:: DATA FOR THE TASK ::
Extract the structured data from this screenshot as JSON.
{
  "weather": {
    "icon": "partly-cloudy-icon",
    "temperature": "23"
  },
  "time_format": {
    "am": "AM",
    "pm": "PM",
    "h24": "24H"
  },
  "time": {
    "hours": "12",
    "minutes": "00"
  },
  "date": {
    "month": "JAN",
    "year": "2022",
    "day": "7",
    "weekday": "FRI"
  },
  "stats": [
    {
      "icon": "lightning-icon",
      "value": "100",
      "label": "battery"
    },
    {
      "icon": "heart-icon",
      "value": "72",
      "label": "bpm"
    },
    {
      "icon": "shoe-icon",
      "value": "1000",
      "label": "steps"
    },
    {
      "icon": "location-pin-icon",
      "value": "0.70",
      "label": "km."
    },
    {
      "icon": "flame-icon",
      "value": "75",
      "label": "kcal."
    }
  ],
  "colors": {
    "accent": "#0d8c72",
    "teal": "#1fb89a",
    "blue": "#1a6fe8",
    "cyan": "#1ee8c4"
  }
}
:::
→ PROBLEM TO SOLVE: Write the entries again, exactly as they stand.

→ WRITTEN REPLY:
Extract the structured data from this screenshot as JSON.
{
  "weather": {
    "icon": "partly-cloudy-icon",
    "temperature": "23"
  },
  "time_format": {
    "am": "AM",
    "pm": "PM",
    "h24": "24H"
  },
  "time": {
    "hours": "12",
    "minutes": "00"
  },
  "date": {
    "month": "JAN",
    "year": "2022",
    "day": "7",
    "weekday": "FRI"
  },
  "stats": [
    {
      "icon": "lightning-icon",
      "value": "100",
      "label": "battery"
    },
    {
      "icon": "heart-icon",
      "value": "72",
      "label": "bpm"
    },
    {
      "icon": "shoe-icon",
      "value": "1000",
      "label": "steps"
    },
    {
      "icon": "location-pin-icon",
      "value": "0.70",
      "label": "km."
    },
    {
      "icon": "flame-icon",
      "value": "75",
      "label": "kcal."
    }
  ],
  "colors": {
    "accent": "#0d8c72",
    "teal": "#1fb89a",
    "blue": "#1a6fe8",
    "cyan": "#1ee8c4"
  }
}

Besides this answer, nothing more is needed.